■ Required work ■
Scan the material that follows. Copy every line containing the word "minimaal".

■ Given data ■
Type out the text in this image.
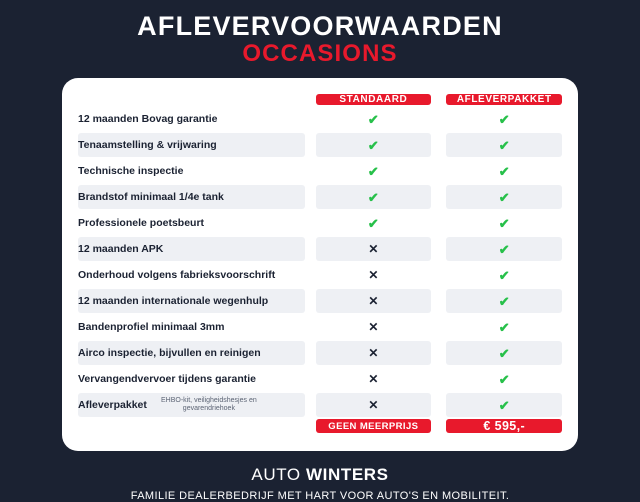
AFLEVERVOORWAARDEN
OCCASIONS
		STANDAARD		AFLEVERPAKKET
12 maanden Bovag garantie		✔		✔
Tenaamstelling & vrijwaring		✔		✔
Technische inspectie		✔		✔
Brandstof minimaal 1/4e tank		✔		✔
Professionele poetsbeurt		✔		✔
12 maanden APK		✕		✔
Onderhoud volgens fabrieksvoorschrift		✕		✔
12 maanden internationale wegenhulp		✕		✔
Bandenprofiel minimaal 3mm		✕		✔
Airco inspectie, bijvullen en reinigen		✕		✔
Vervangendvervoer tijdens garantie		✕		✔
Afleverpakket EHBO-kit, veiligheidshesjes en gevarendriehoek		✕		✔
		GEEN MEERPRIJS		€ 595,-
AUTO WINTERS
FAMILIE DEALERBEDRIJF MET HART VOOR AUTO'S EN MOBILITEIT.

...

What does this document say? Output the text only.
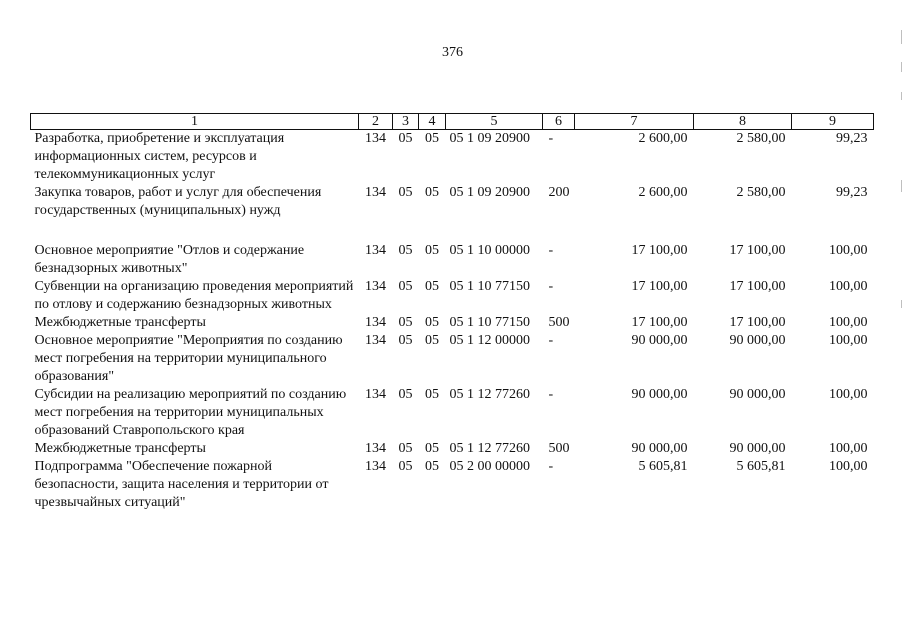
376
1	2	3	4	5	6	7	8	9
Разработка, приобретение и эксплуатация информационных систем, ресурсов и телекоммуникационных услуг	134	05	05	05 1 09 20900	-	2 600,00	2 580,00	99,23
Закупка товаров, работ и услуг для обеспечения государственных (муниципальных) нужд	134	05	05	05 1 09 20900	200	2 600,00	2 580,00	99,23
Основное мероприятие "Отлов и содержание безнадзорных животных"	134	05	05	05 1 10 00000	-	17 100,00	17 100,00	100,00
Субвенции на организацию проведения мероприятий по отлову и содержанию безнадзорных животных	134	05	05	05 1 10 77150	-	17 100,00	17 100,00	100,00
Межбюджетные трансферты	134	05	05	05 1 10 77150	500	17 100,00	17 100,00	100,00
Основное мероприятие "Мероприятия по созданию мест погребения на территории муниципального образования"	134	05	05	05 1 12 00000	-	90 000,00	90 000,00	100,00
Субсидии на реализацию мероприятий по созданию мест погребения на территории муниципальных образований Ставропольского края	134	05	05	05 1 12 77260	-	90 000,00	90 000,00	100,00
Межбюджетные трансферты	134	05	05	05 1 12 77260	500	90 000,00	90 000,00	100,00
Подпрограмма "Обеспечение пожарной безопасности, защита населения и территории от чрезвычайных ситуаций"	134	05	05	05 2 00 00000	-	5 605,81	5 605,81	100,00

■ Solution below ■
Brandstof minimaal 1/4e tank		✔		✔
Bandenprofiel minimaal 3mm		✕		✔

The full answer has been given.